Your task is to restate the data word for word.
start SUPPLIED MATERIAL
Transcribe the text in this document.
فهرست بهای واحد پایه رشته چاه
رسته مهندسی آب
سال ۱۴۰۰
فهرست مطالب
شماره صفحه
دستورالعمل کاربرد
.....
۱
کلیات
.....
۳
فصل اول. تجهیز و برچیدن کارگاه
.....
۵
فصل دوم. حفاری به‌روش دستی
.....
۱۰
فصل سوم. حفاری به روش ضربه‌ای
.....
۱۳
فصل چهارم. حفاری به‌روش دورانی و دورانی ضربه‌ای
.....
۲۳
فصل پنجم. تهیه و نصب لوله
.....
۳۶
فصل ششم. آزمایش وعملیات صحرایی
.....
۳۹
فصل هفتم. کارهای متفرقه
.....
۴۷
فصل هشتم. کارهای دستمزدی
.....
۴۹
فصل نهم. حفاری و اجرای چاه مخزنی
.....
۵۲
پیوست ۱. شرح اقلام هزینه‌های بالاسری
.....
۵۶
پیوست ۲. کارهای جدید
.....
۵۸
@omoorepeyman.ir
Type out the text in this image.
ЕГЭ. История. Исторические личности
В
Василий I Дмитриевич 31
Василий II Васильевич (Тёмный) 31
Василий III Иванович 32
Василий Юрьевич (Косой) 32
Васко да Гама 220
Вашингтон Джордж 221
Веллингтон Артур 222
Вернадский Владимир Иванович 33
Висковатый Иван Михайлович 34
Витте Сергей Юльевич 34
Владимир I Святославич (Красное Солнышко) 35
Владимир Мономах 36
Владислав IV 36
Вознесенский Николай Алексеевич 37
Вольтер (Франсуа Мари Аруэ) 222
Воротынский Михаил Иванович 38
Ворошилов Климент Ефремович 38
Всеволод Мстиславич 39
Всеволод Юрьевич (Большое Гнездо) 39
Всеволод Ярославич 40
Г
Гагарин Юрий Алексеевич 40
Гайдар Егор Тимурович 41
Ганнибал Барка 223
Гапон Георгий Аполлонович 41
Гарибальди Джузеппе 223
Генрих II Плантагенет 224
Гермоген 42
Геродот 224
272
end SUPPLIED MATERIAL
### TASK RESPONSE:
Transcribe the text in this document.
فهرست بهای واحد پایه رشته چاه
رسته مهندسی آب
سال ۱۴۰۰
فهرست مطالب
شماره صفحه
دستورالعمل کاربرد
.....
۱
کلیات
.....
۳
فصل اول. تجهیز و برچیدن کارگاه
.....
۵
فصل دوم. حفاری به‌روش دستی
.....
۱۰
فصل سوم. حفاری به روش ضربه‌ای
.....
۱۳
فصل چهارم. حفاری به‌روش دورانی و دورانی ضربه‌ای
.....
۲۳
فصل پنجم. تهیه و نصب لوله
.....
۳۶
فصل ششم. آزمایش وعملیات صحرایی
.....
۳۹
فصل هفتم. کارهای متفرقه
.....
۴۷
فصل هشتم. کارهای دستمزدی
.....
۴۹
فصل نهم. حفاری و اجرای چاه مخزنی
.....
۵۲
پیوست ۱. شرح اقلام هزینه‌های بالاسری
.....
۵۶
پیوست ۲. کارهای جدید
.....
۵۸
@omoorepeyman.ir
Type out the text in this image.
ЕГЭ. История. Исторические личности
В
Василий I Дмитриевич 31
Василий II Васильевич (Тёмный) 31
Василий III Иванович 32
Василий Юрьевич (Косой) 32
Васко да Гама 220
Вашингтон Джордж 221
Веллингтон Артур 222
Вернадский Владимир Иванович 33
Висковатый Иван Михайлович 34
Витте Сергей Юльевич 34
Владимир I Святославич (Красное Солнышко) 35
Владимир Мономах 36
Владислав IV 36
Вознесенский Николай Алексеевич 37
Вольтер (Франсуа Мари Аруэ) 222
Воротынский Михаил Иванович 38
Ворошилов Климент Ефремович 38
Всеволод Мстиславич 39
Всеволод Юрьевич (Большое Гнездо) 39
Всеволод Ярославич 40
Г
Гагарин Юрий Алексеевич 40
Гайдар Егор Тимурович 41
Ганнибал Барка 223
Гапон Георгий Аполлонович 41
Гарибальди Джузеппе 223
Генрих II Плантагенет 224
Гермоген 42
Геродот 224
272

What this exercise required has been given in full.